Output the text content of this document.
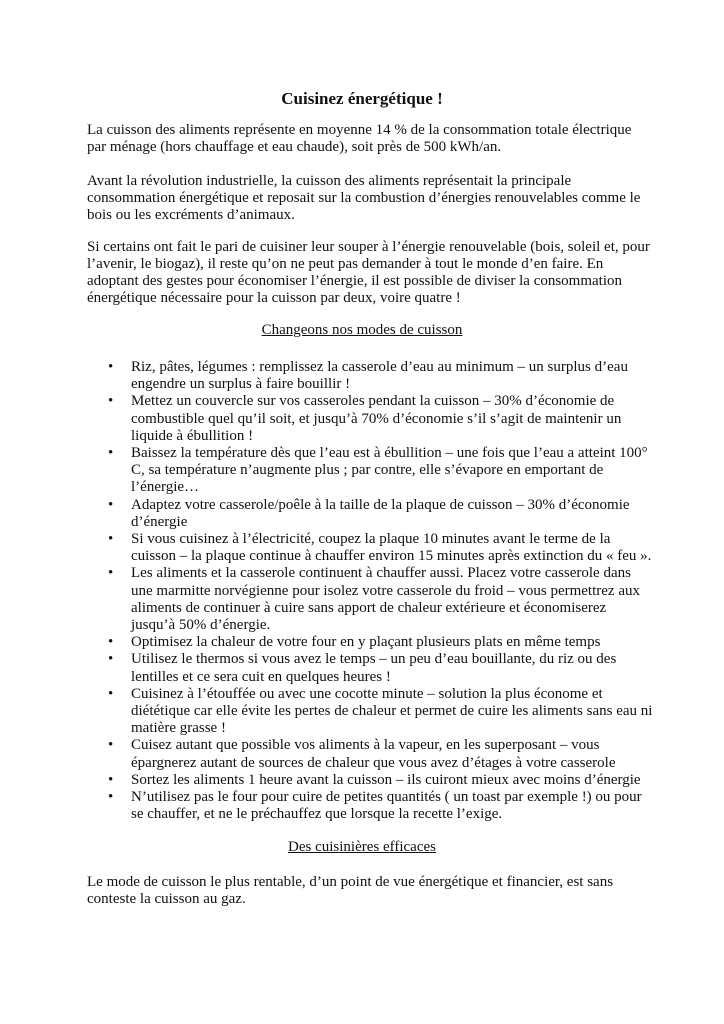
Cuisinez énergétique !
La cuisson des aliments représente en moyenne 14 % de la consommation totale électrique
par ménage (hors chauffage et eau chaude), soit près de 500 kWh/an.
Avant la révolution industrielle, la cuisson des aliments représentait la principale
consommation énergétique et reposait sur la combustion d’énergies renouvelables comme le
bois ou les excréments d’animaux.
Si certains ont fait le pari de cuisiner leur souper à l’énergie renouvelable (bois, soleil et, pour
l’avenir, le biogaz), il reste qu’on ne peut pas demander à tout le monde d’en faire. En
adoptant des gestes pour économiser l’énergie, il est possible de diviser la consommation
énergétique nécessaire pour la cuisson par deux, voire quatre !
Changeons nos modes de cuisson
• Riz, pâtes, légumes : remplissez la casserole d’eau au minimum – un surplus d’eau
engendre un surplus à faire bouillir !
• Mettez un couvercle sur vos casseroles pendant la cuisson – 30% d’économie de
combustible quel qu’il soit, et jusqu’à 70% d’économie s’il s’agit de maintenir un
liquide à ébullition !
• Baissez la température dès que l’eau est à ébullition – une fois que l’eau a atteint 100°
C, sa température n’augmente plus ; par contre, elle s’évapore en emportant de
l’énergie…
• Adaptez votre casserole/poêle à la taille de la plaque de cuisson – 30% d’économie
d’énergie
• Si vous cuisinez à l’électricité, coupez la plaque 10 minutes avant le terme de la
cuisson – la plaque continue à chauffer environ 15 minutes après extinction du « feu ».
• Les aliments et la casserole continuent à chauffer aussi. Placez votre casserole dans
une marmitte norvégienne pour isolez votre casserole du froid – vous permettrez aux
aliments de continuer à cuire sans apport de chaleur extérieure et économiserez
jusqu’à 50% d’énergie.
• Optimisez la chaleur de votre four en y plaçant plusieurs plats en même temps
• Utilisez le thermos si vous avez le temps – un peu d’eau bouillante, du riz ou des
lentilles et ce sera cuit en quelques heures !
• Cuisinez à l’étouffée ou avec une cocotte minute – solution la plus économe et
diététique car elle évite les pertes de chaleur et permet de cuire les aliments sans eau ni
matière grasse !
• Cuisez autant que possible vos aliments à la vapeur, en les superposant – vous
épargnerez autant de sources de chaleur que vous avez d’étages à votre casserole
• Sortez les aliments 1 heure avant la cuisson – ils cuiront mieux avec moins d’énergie
• N’utilisez pas le four pour cuire de petites quantités ( un toast par exemple !) ou pour
se chauffer, et ne le préchauffez que lorsque la recette l’exige.
Des cuisinières efficaces
Le mode de cuisson le plus rentable, d’un point de vue énergétique et financier, est sans
conteste la cuisson au gaz.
====
→ **REQUEST**
Omitting all images, print the listing exactly.

→ **CORRECT RESPONSE**
Output the text content of this document.
Cuisinez énergétique !
La cuisson des aliments représente en moyenne 14 % de la consommation totale électrique
par ménage (hors chauffage et eau chaude), soit près de 500 kWh/an.
Avant la révolution industrielle, la cuisson des aliments représentait la principale
consommation énergétique et reposait sur la combustion d’énergies renouvelables comme le
bois ou les excréments d’animaux.
Si certains ont fait le pari de cuisiner leur souper à l’énergie renouvelable (bois, soleil et, pour
l’avenir, le biogaz), il reste qu’on ne peut pas demander à tout le monde d’en faire. En
adoptant des gestes pour économiser l’énergie, il est possible de diviser la consommation
énergétique nécessaire pour la cuisson par deux, voire quatre !
Changeons nos modes de cuisson
• Riz, pâtes, légumes : remplissez la casserole d’eau au minimum – un surplus d’eau
engendre un surplus à faire bouillir !
• Mettez un couvercle sur vos casseroles pendant la cuisson – 30% d’économie de
combustible quel qu’il soit, et jusqu’à 70% d’économie s’il s’agit de maintenir un
liquide à ébullition !
• Baissez la température dès que l’eau est à ébullition – une fois que l’eau a atteint 100°
C, sa température n’augmente plus ; par contre, elle s’évapore en emportant de
l’énergie…
• Adaptez votre casserole/poêle à la taille de la plaque de cuisson – 30% d’économie
d’énergie
• Si vous cuisinez à l’électricité, coupez la plaque 10 minutes avant le terme de la
cuisson – la plaque continue à chauffer environ 15 minutes après extinction du « feu ».
• Les aliments et la casserole continuent à chauffer aussi. Placez votre casserole dans
une marmitte norvégienne pour isolez votre casserole du froid – vous permettrez aux
aliments de continuer à cuire sans apport de chaleur extérieure et économiserez
jusqu’à 50% d’énergie.
• Optimisez la chaleur de votre four en y plaçant plusieurs plats en même temps
• Utilisez le thermos si vous avez le temps – un peu d’eau bouillante, du riz ou des
lentilles et ce sera cuit en quelques heures !
• Cuisinez à l’étouffée ou avec une cocotte minute – solution la plus économe et
diététique car elle évite les pertes de chaleur et permet de cuire les aliments sans eau ni
matière grasse !
• Cuisez autant que possible vos aliments à la vapeur, en les superposant – vous
épargnerez autant de sources de chaleur que vous avez d’étages à votre casserole
• Sortez les aliments 1 heure avant la cuisson – ils cuiront mieux avec moins d’énergie
• N’utilisez pas le four pour cuire de petites quantités ( un toast par exemple !) ou pour
se chauffer, et ne le préchauffez que lorsque la recette l’exige.
Des cuisinières efficaces
Le mode de cuisson le plus rentable, d’un point de vue énergétique et financier, est sans
conteste la cuisson au gaz.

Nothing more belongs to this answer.